## [DATA PROVIDED]
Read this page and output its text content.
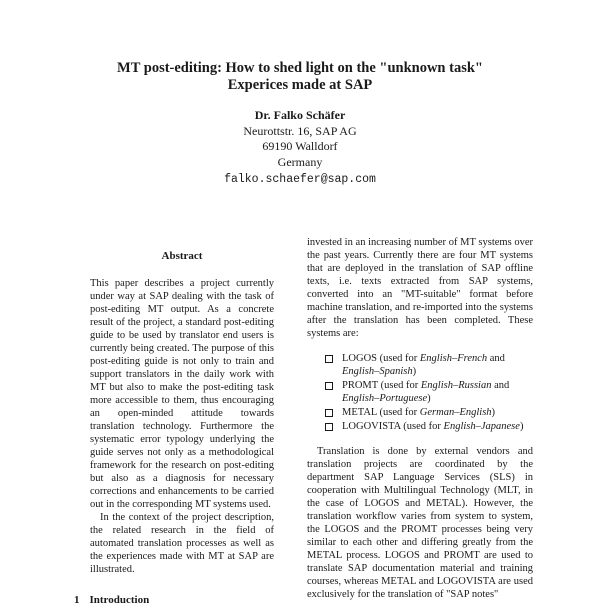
MT post-editing: How to shed light on the "unknown task"
Experices made at SAP
Dr. Falko Schäfer
Neurottstr. 16, SAP AG
69190 Walldorf
Germany
falko.schaefer@sap.com
Abstract

This paper describes a project currently under way at SAP dealing with the task of post-editing MT output. As a concrete result of the project, a standard post-editing guide to be used by translator end users is currently being created. The purpose of this post-editing guide is not only to train and support translators in the daily work with MT but also to make the post-editing task more accessible to them, thus encouraging an open-minded attitude towards translation technology. Furthermore the systematic error typology underlying the guide serves not only as a methodological framework for the research on post-editing but also as a diagnosis for necessary corrections and enhancements to be carried out in the corresponding MT systems used.

In the context of the project description, the related research in the field of automated translation processes as well as the experiences made with MT at SAP are illustrated.

invested in an increasing number of MT systems over the past years. Currently there are four MT systems that are deployed in the translation of SAP offline texts, i.e. texts extracted from SAP systems, converted into an "MT-suitable" format before machine translation, and re-imported into the systems after the translation has been completed. These systems are:

LOGOS (used for English–French and English–Spanish)
PROMT (used for English–Russian and English–Portuguese)
METAL (used for German–English)
LOGOVISTA (used for English–Japanese)

Translation is done by external vendors and translation projects are coordinated by the department SAP Language Services (SLS) in cooperation with Multilingual Technology (MLT, in the case of LOGOS and METAL). However, the translation workflow varies from system to system, the LOGOS and the PROMT processes being very similar to each other and differing greatly from the METAL process. LOGOS and PROMT are used to translate SAP documentation material and training courses, whereas METAL and LOGOVISTA are used exclusively for the translation of "SAP notes"

1 Introduction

## [DESCRIPTION OF THE TASK]
Write out again every line above exactly as given; the pictures do not belong in the copy.

## [RESPONSE TO THIS EXERCISE]
Read this page and output its text content.
MT post-editing: How to shed light on the "unknown task"
Experices made at SAP
Dr. Falko Schäfer
Neurottstr. 16, SAP AG
69190 Walldorf
Germany
falko.schaefer@sap.com
Abstract

This paper describes a project currently under way at SAP dealing with the task of post-editing MT output. As a concrete result of the project, a standard post-editing guide to be used by translator end users is currently being created. The purpose of this post-editing guide is not only to train and support translators in the daily work with MT but also to make the post-editing task more accessible to them, thus encouraging an open-minded attitude towards translation technology. Furthermore the systematic error typology underlying the guide serves not only as a methodological framework for the research on post-editing but also as a diagnosis for necessary corrections and enhancements to be carried out in the corresponding MT systems used.

In the context of the project description, the related research in the field of automated translation processes as well as the experiences made with MT at SAP are illustrated.

invested in an increasing number of MT systems over the past years. Currently there are four MT systems that are deployed in the translation of SAP offline texts, i.e. texts extracted from SAP systems, converted into an "MT-suitable" format before machine translation, and re-imported into the systems after the translation has been completed. These systems are:

LOGOS (used for English–French and English–Spanish)
PROMT (used for English–Russian and English–Portuguese)
METAL (used for German–English)
LOGOVISTA (used for English–Japanese)

Translation is done by external vendors and translation projects are coordinated by the department SAP Language Services (SLS) in cooperation with Multilingual Technology (MLT, in the case of LOGOS and METAL). However, the translation workflow varies from system to system, the LOGOS and the PROMT processes being very similar to each other and differing greatly from the METAL process. LOGOS and PROMT are used to translate SAP documentation material and training courses, whereas METAL and LOGOVISTA are used exclusively for the translation of "SAP notes"

1 Introduction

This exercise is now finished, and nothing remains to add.